[BEGIN INPUT DATA]

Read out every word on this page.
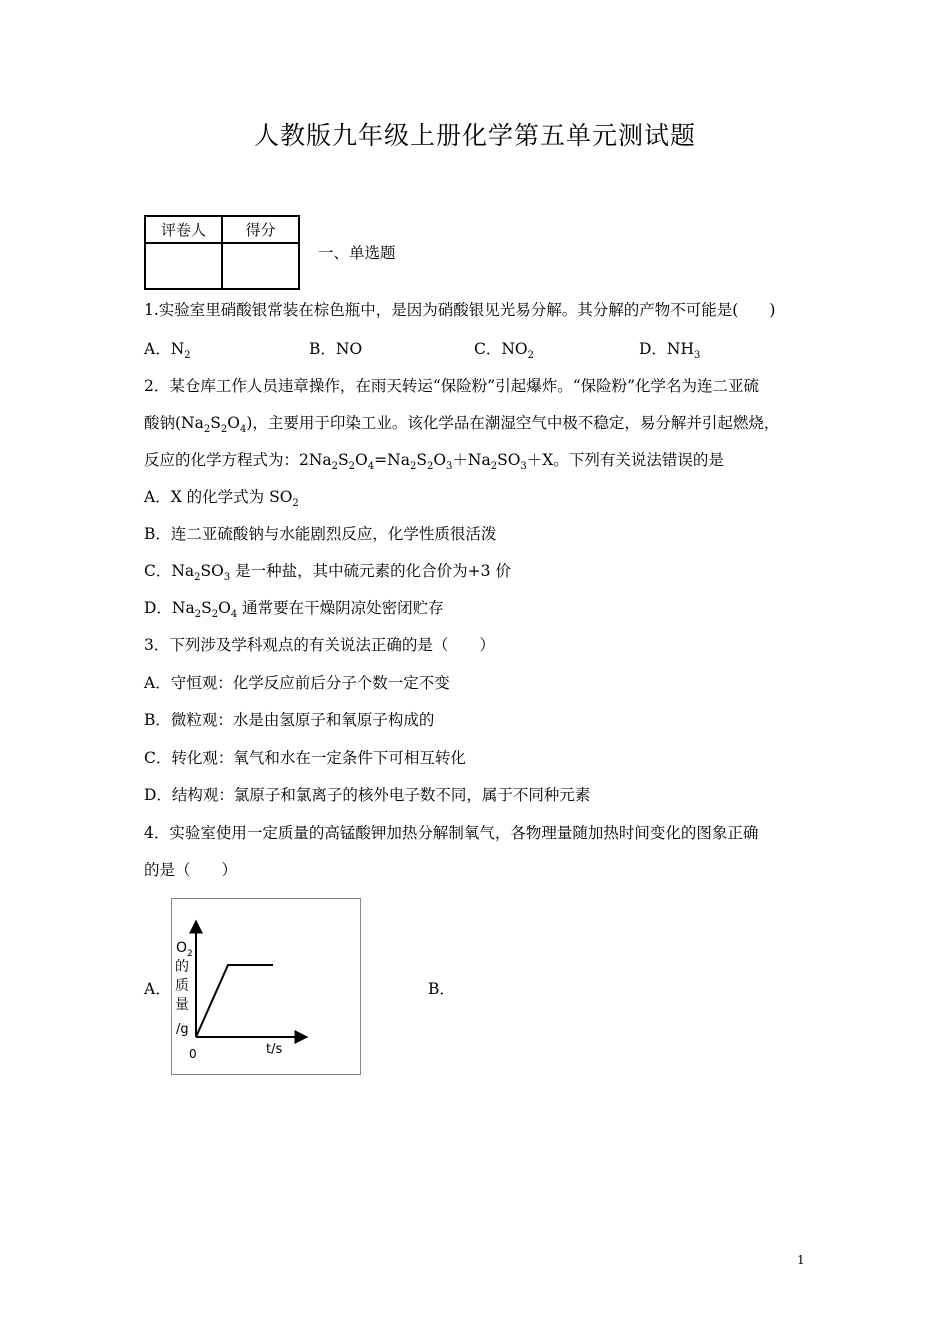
人教版九年级上册化学第五单元测试题
评卷人	得分

一、单选题
1.实验室里硝酸银常装在棕色瓶中，是因为硝酸银见光易分解。其分解的产物不可能是(　　)
A．$N_2$	B．NO	C．$NO_2$	D．$NH_3$
2．某仓库工作人员违章操作，在雨天转运“保险粉”引起爆炸。“保险粉”化学名为连二亚硫
酸钠$(Na_2S_2O_4)$，主要用于印染工业。该化学品在潮湿空气中极不稳定，易分解并引起燃烧，
反应的化学方程式为：$2Na_2S_2O_4=Na_2S_2O_3+Na_2SO_3+X$。下列有关说法错误的是
A．X 的化学式为 $SO_2$
B．连二亚硫酸钠与水能剧烈反应，化学性质很活泼
C．$Na_2SO_3$ 是一种盐，其中硫元素的化合价为+3 价
D．$Na_2S_2O_4$ 通常要在干燥阴凉处密闭贮存
3．下列涉及学科观点的有关说法正确的是（　　）
A．守恒观：化学反应前后分子个数一定不变
B．微粒观：水是由氢原子和氧原子构成的
C．转化观：氧气和水在一定条件下可相互转化
D．结构观：氯原子和氯离子的核外电子数不同，属于不同种元素
4．实验室使用一定质量的高锰酸钾加热分解制氧气，各物理量随加热时间变化的图象正确
的是（　　）
A．	B．
O 2
的
质
量
/g
0	t/s
1
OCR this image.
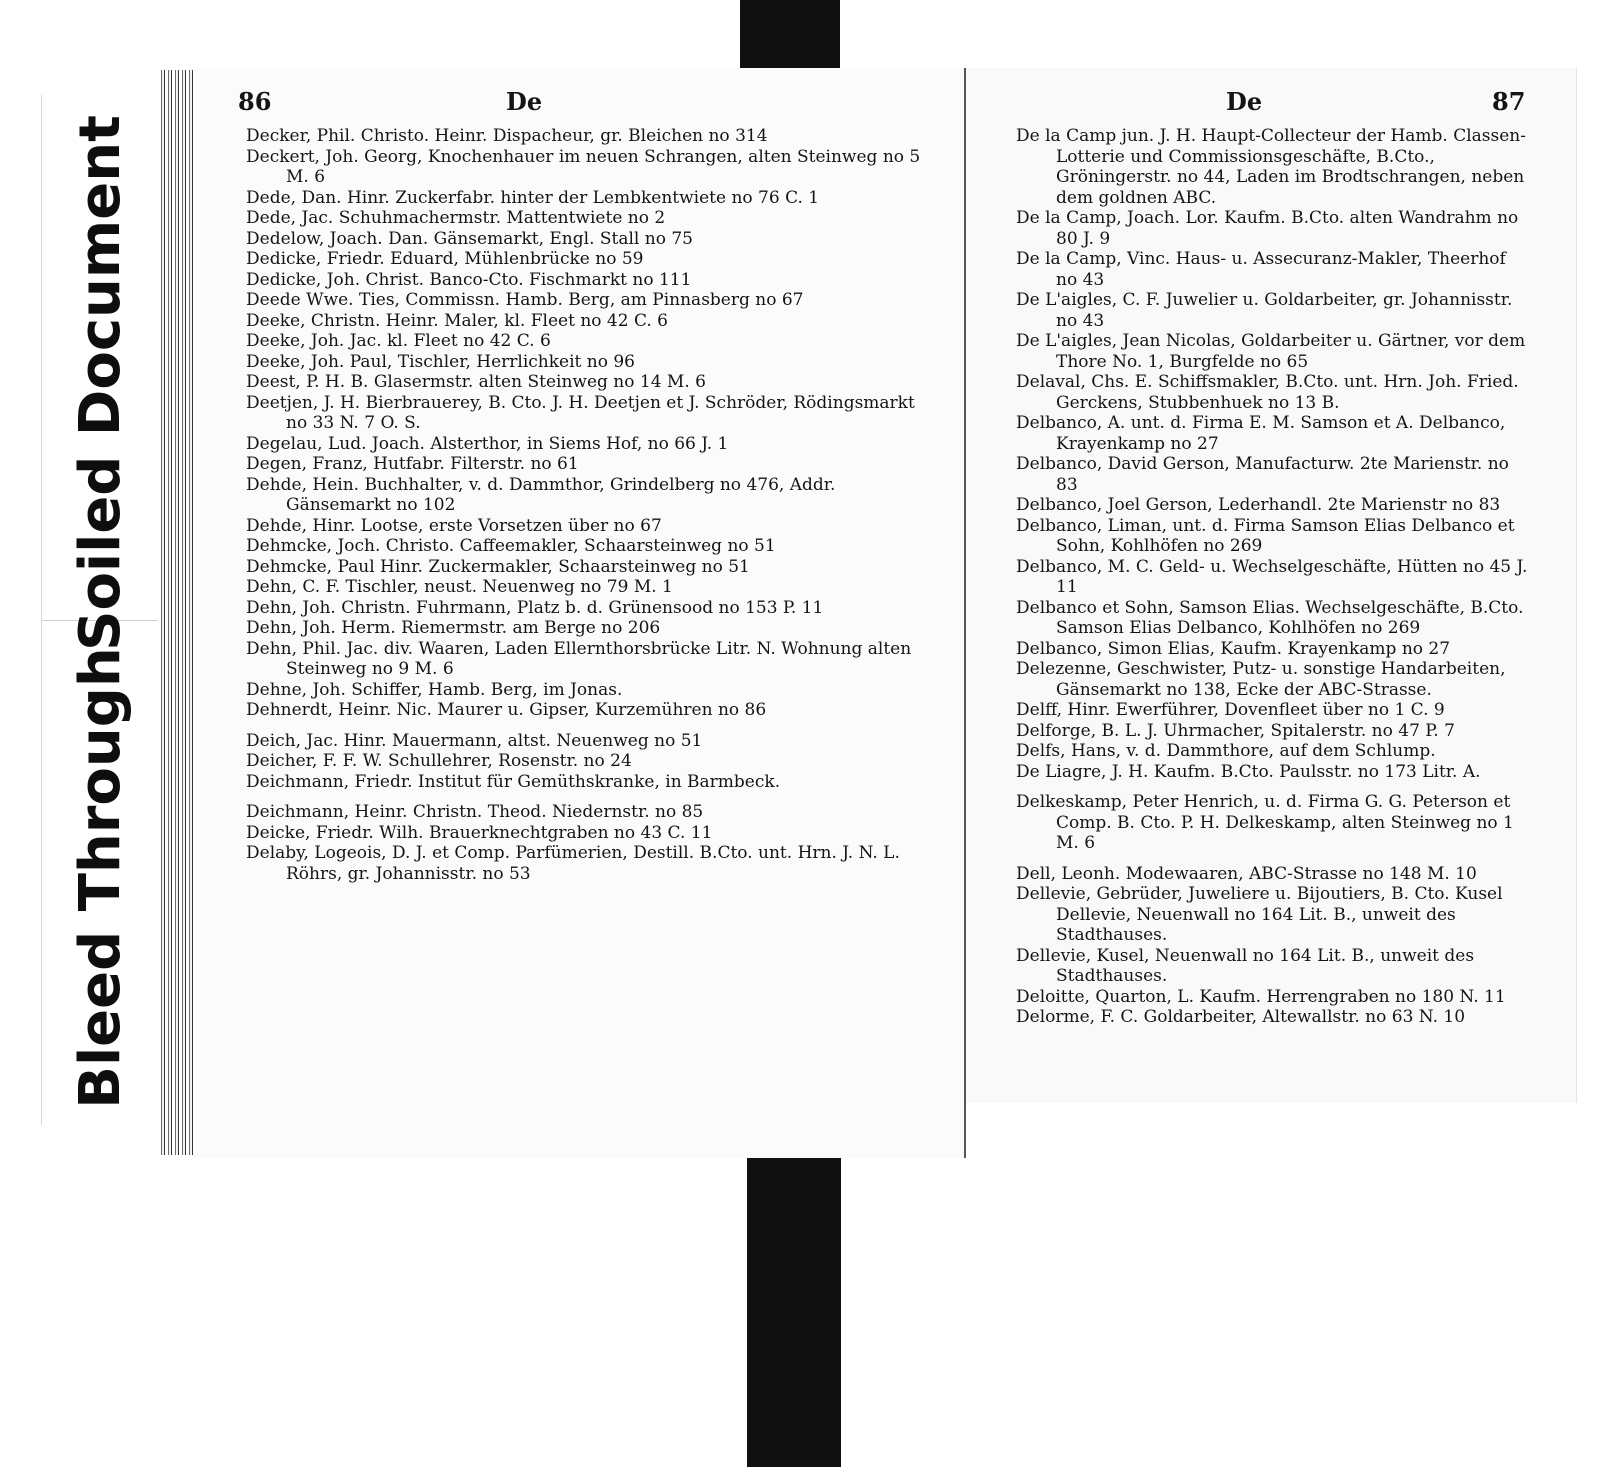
Soiled Document
Bleed Through
86	De
Decker, Phil. Christo. Heinr. Dispacheur, gr. Bleichen no 314
Deckert, Joh. Georg, Knochenhauer im neuen Schrangen, alten Steinweg no 5 M. 6
Dede, Dan. Hinr. Zuckerfabr. hinter der Lembkentwiete no 76 C. 1
Dede, Jac. Schuhmachermstr. Mattentwiete no 2
Dedelow, Joach. Dan. Gänsemarkt, Engl. Stall no 75
Dedicke, Friedr. Eduard, Mühlenbrücke no 59
Dedicke, Joh. Christ. Banco-Cto. Fischmarkt no 111
Deede Wwe. Ties, Commissn. Hamb. Berg, am Pinnasberg no 67
Deeke, Christn. Heinr. Maler, kl. Fleet no 42 C. 6
Deeke, Joh. Jac. kl. Fleet no 42 C. 6
Deeke, Joh. Paul, Tischler, Herrlichkeit no 96
Deest, P. H. B. Glasermstr. alten Steinweg no 14 M. 6
Deetjen, J. H. Bierbrauerey, B. Cto. J. H. Deetjen et J. Schröder, Rödingsmarkt no 33 N. 7 O. S.
Degelau, Lud. Joach. Alsterthor, in Siems Hof, no 66 J. 1
Degen, Franz, Hutfabr. Filterstr. no 61
Dehde, Hein. Buchhalter, v. d. Dammthor, Grindelberg no 476, Addr. Gänsemarkt no 102
Dehde, Hinr. Lootse, erste Vorsetzen über no 67
Dehmcke, Joch. Christo. Caffeemakler, Schaarsteinweg no 51
Dehmcke, Paul Hinr. Zuckermakler, Schaarsteinweg no 51
Dehn, C. F. Tischler, neust. Neuenweg no 79 M. 1
Dehn, Joh. Christn. Fuhrmann, Platz b. d. Grünensood no 153 P. 11
Dehn, Joh. Herm. Riemermstr. am Berge no 206
Dehn, Phil. Jac. div. Waaren, Laden Ellernthorsbrücke Litr. N. Wohnung alten Steinweg no 9 M. 6
Dehne, Joh. Schiffer, Hamb. Berg, im Jonas.
Dehnerdt, Heinr. Nic. Maurer u. Gipser, Kurzemühren no 86
Deich, Jac. Hinr. Mauermann, altst. Neuenweg no 51
Deicher, F. F. W. Schullehrer, Rosenstr. no 24
Deichmann, Friedr. Institut für Gemüthskranke, in Barmbeck.
Deichmann, Heinr. Christn. Theod. Niedernstr. no 85
Deicke, Friedr. Wilh. Brauerknechtgraben no 43 C. 11
Delaby, Logeois, D. J. et Comp. Parfümerien, Destill. B.Cto. unt. Hrn. J. N. L. Röhrs, gr. Johannisstr. no 53
De	87
De la Camp jun. J. H. Haupt-Collecteur der Hamb. Classen-Lotterie und Commissionsgeschäfte, B.Cto., Gröningerstr. no 44, Laden im Brodtschrangen, neben dem goldnen ABC.
De la Camp, Joach. Lor. Kaufm. B.Cto. alten Wandrahm no 80 J. 9
De la Camp, Vinc. Haus- u. Assecuranz-Makler, Theerhof no 43
De L'aigles, C. F. Juwelier u. Goldarbeiter, gr. Johannisstr. no 43
De L'aigles, Jean Nicolas, Goldarbeiter u. Gärtner, vor dem Thore No. 1, Burgfelde no 65
Delaval, Chs. E. Schiffsmakler, B.Cto. unt. Hrn. Joh. Fried. Gerckens, Stubbenhuek no 13 B.
Delbanco, A. unt. d. Firma E. M. Samson et A. Delbanco, Krayenkamp no 27
Delbanco, David Gerson, Manufacturw. 2te Marienstr. no 83
Delbanco, Joel Gerson, Lederhandl. 2te Marienstr no 83
Delbanco, Liman, unt. d. Firma Samson Elias Delbanco et Sohn, Kohlhöfen no 269
Delbanco, M. C. Geld- u. Wechselgeschäfte, Hütten no 45 J. 11
Delbanco et Sohn, Samson Elias. Wechselgeschäfte, B.Cto. Samson Elias Delbanco, Kohlhöfen no 269
Delbanco, Simon Elias, Kaufm. Krayenkamp no 27
Delezenne, Geschwister, Putz- u. sonstige Handarbeiten, Gänsemarkt no 138, Ecke der ABC-Strasse.
Delff, Hinr. Ewerführer, Dovenfleet über no 1 C. 9
Delforge, B. L. J. Uhrmacher, Spitalerstr. no 47 P. 7
Delfs, Hans, v. d. Dammthore, auf dem Schlump.
De Liagre, J. H. Kaufm. B.Cto. Paulsstr. no 173 Litr. A.
Delkeskamp, Peter Henrich, u. d. Firma G. G. Peterson et Comp. B. Cto. P. H. Delkeskamp, alten Steinweg no 1 M. 6
Dell, Leonh. Modewaaren, ABC-Strasse no 148 M. 10
Dellevie, Gebrüder, Juweliere u. Bijoutiers, B. Cto. Kusel Dellevie, Neuenwall no 164 Lit. B., unweit des Stadthauses.
Dellevie, Kusel, Neuenwall no 164 Lit. B., unweit des Stadthauses.
Deloitte, Quarton, L. Kaufm. Herrengraben no 180 N. 11
Delorme, F. C. Goldarbeiter, Altewallstr. no 63 N. 10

[END INPUT DATA]

= REQUIREMENT =
Go back to the records above and write them out exactly, without the pictures.

= WRITTEN SOLUTION =
Read out every word on this page.
人教版九年级上册化学第五单元测试题
评卷人	得分

一、单选题
1.实验室里硝酸银常装在棕色瓶中，是因为硝酸银见光易分解。其分解的产物不可能是(　　)
A．$N_2$	B．NO	C．$NO_2$	D．$NH_3$
2．某仓库工作人员违章操作，在雨天转运“保险粉”引起爆炸。“保险粉”化学名为连二亚硫
酸钠$(Na_2S_2O_4)$，主要用于印染工业。该化学品在潮湿空气中极不稳定，易分解并引起燃烧，
反应的化学方程式为：$2Na_2S_2O_4=Na_2S_2O_3+Na_2SO_3+X$。下列有关说法错误的是
A．X 的化学式为 $SO_2$
B．连二亚硫酸钠与水能剧烈反应，化学性质很活泼
C．$Na_2SO_3$ 是一种盐，其中硫元素的化合价为+3 价
D．$Na_2S_2O_4$ 通常要在干燥阴凉处密闭贮存
3．下列涉及学科观点的有关说法正确的是（　　）
A．守恒观：化学反应前后分子个数一定不变
B．微粒观：水是由氢原子和氧原子构成的
C．转化观：氧气和水在一定条件下可相互转化
D．结构观：氯原子和氯离子的核外电子数不同，属于不同种元素
4．实验室使用一定质量的高锰酸钾加热分解制氧气，各物理量随加热时间变化的图象正确
的是（　　）
A．	B．
O 2
的
质
量
/g
0	t/s
1
OCR this image.
Soiled Document
Bleed Through
86	De
Decker, Phil. Christo. Heinr. Dispacheur, gr. Bleichen no 314
Deckert, Joh. Georg, Knochenhauer im neuen Schrangen, alten Steinweg no 5 M. 6
Dede, Dan. Hinr. Zuckerfabr. hinter der Lembkentwiete no 76 C. 1
Dede, Jac. Schuhmachermstr. Mattentwiete no 2
Dedelow, Joach. Dan. Gänsemarkt, Engl. Stall no 75
Dedicke, Friedr. Eduard, Mühlenbrücke no 59
Dedicke, Joh. Christ. Banco-Cto. Fischmarkt no 111
Deede Wwe. Ties, Commissn. Hamb. Berg, am Pinnasberg no 67
Deeke, Christn. Heinr. Maler, kl. Fleet no 42 C. 6
Deeke, Joh. Jac. kl. Fleet no 42 C. 6
Deeke, Joh. Paul, Tischler, Herrlichkeit no 96
Deest, P. H. B. Glasermstr. alten Steinweg no 14 M. 6
Deetjen, J. H. Bierbrauerey, B. Cto. J. H. Deetjen et J. Schröder, Rödingsmarkt no 33 N. 7 O. S.
Degelau, Lud. Joach. Alsterthor, in Siems Hof, no 66 J. 1
Degen, Franz, Hutfabr. Filterstr. no 61
Dehde, Hein. Buchhalter, v. d. Dammthor, Grindelberg no 476, Addr. Gänsemarkt no 102
Dehde, Hinr. Lootse, erste Vorsetzen über no 67
Dehmcke, Joch. Christo. Caffeemakler, Schaarsteinweg no 51
Dehmcke, Paul Hinr. Zuckermakler, Schaarsteinweg no 51
Dehn, C. F. Tischler, neust. Neuenweg no 79 M. 1
Dehn, Joh. Christn. Fuhrmann, Platz b. d. Grünensood no 153 P. 11
Dehn, Joh. Herm. Riemermstr. am Berge no 206
Dehn, Phil. Jac. div. Waaren, Laden Ellernthorsbrücke Litr. N. Wohnung alten Steinweg no 9 M. 6
Dehne, Joh. Schiffer, Hamb. Berg, im Jonas.
Dehnerdt, Heinr. Nic. Maurer u. Gipser, Kurzemühren no 86
Deich, Jac. Hinr. Mauermann, altst. Neuenweg no 51
Deicher, F. F. W. Schullehrer, Rosenstr. no 24
Deichmann, Friedr. Institut für Gemüthskranke, in Barmbeck.
Deichmann, Heinr. Christn. Theod. Niedernstr. no 85
Deicke, Friedr. Wilh. Brauerknechtgraben no 43 C. 11
Delaby, Logeois, D. J. et Comp. Parfümerien, Destill. B.Cto. unt. Hrn. J. N. L. Röhrs, gr. Johannisstr. no 53
De	87
De la Camp jun. J. H. Haupt-Collecteur der Hamb. Classen-Lotterie und Commissionsgeschäfte, B.Cto., Gröningerstr. no 44, Laden im Brodtschrangen, neben dem goldnen ABC.
De la Camp, Joach. Lor. Kaufm. B.Cto. alten Wandrahm no 80 J. 9
De la Camp, Vinc. Haus- u. Assecuranz-Makler, Theerhof no 43
De L'aigles, C. F. Juwelier u. Goldarbeiter, gr. Johannisstr. no 43
De L'aigles, Jean Nicolas, Goldarbeiter u. Gärtner, vor dem Thore No. 1, Burgfelde no 65
Delaval, Chs. E. Schiffsmakler, B.Cto. unt. Hrn. Joh. Fried. Gerckens, Stubbenhuek no 13 B.
Delbanco, A. unt. d. Firma E. M. Samson et A. Delbanco, Krayenkamp no 27
Delbanco, David Gerson, Manufacturw. 2te Marienstr. no 83
Delbanco, Joel Gerson, Lederhandl. 2te Marienstr no 83
Delbanco, Liman, unt. d. Firma Samson Elias Delbanco et Sohn, Kohlhöfen no 269
Delbanco, M. C. Geld- u. Wechselgeschäfte, Hütten no 45 J. 11
Delbanco et Sohn, Samson Elias. Wechselgeschäfte, B.Cto. Samson Elias Delbanco, Kohlhöfen no 269
Delbanco, Simon Elias, Kaufm. Krayenkamp no 27
Delezenne, Geschwister, Putz- u. sonstige Handarbeiten, Gänsemarkt no 138, Ecke der ABC-Strasse.
Delff, Hinr. Ewerführer, Dovenfleet über no 1 C. 9
Delforge, B. L. J. Uhrmacher, Spitalerstr. no 47 P. 7
Delfs, Hans, v. d. Dammthore, auf dem Schlump.
De Liagre, J. H. Kaufm. B.Cto. Paulsstr. no 173 Litr. A.
Delkeskamp, Peter Henrich, u. d. Firma G. G. Peterson et Comp. B. Cto. P. H. Delkeskamp, alten Steinweg no 1 M. 6
Dell, Leonh. Modewaaren, ABC-Strasse no 148 M. 10
Dellevie, Gebrüder, Juweliere u. Bijoutiers, B. Cto. Kusel Dellevie, Neuenwall no 164 Lit. B., unweit des Stadthauses.
Dellevie, Kusel, Neuenwall no 164 Lit. B., unweit des Stadthauses.
Deloitte, Quarton, L. Kaufm. Herrengraben no 180 N. 11
Delorme, F. C. Goldarbeiter, Altewallstr. no 63 N. 10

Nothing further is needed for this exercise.